▶ Data for this task

## BEGIN

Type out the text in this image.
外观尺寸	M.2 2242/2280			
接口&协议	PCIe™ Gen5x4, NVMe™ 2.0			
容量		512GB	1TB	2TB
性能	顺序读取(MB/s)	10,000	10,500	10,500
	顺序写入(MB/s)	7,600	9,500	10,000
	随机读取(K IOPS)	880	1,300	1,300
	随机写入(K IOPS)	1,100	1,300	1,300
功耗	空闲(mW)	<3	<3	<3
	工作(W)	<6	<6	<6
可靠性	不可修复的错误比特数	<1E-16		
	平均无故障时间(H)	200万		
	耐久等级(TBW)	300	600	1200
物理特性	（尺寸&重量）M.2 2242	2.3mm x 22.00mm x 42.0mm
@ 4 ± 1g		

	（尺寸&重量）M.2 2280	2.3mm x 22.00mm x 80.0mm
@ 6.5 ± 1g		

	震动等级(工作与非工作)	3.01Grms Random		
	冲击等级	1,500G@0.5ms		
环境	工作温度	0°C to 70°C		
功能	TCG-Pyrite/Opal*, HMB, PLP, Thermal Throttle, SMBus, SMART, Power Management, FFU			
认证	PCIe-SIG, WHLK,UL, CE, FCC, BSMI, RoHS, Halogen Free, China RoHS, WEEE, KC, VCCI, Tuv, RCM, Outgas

## END

▶ Directions for this task
Print every entry exactly as written.

▶ Output below
Type out the text in this image.
外观尺寸	M.2 2242/2280			
接口&协议	PCIe™ Gen5x4, NVMe™ 2.0			
容量		512GB	1TB	2TB
性能	顺序读取(MB/s)	10,000	10,500	10,500
	顺序写入(MB/s)	7,600	9,500	10,000
	随机读取(K IOPS)	880	1,300	1,300
	随机写入(K IOPS)	1,100	1,300	1,300
功耗	空闲(mW)	<3	<3	<3
	工作(W)	<6	<6	<6
可靠性	不可修复的错误比特数	<1E-16		
	平均无故障时间(H)	200万		
	耐久等级(TBW)	300	600	1200
物理特性	（尺寸&重量）M.2 2242	2.3mm x 22.00mm x 42.0mm
@ 4 ± 1g		

	（尺寸&重量）M.2 2280	2.3mm x 22.00mm x 80.0mm
@ 6.5 ± 1g		

	震动等级(工作与非工作)	3.01Grms Random		
	冲击等级	1,500G@0.5ms		
环境	工作温度	0°C to 70°C		
功能	TCG-Pyrite/Opal*, HMB, PLP, Thermal Throttle, SMBus, SMART, Power Management, FFU			
认证	PCIe-SIG, WHLK,UL, CE, FCC, BSMI, RoHS, Halogen Free, China RoHS, WEEE, KC, VCCI, Tuv, RCM, Outgas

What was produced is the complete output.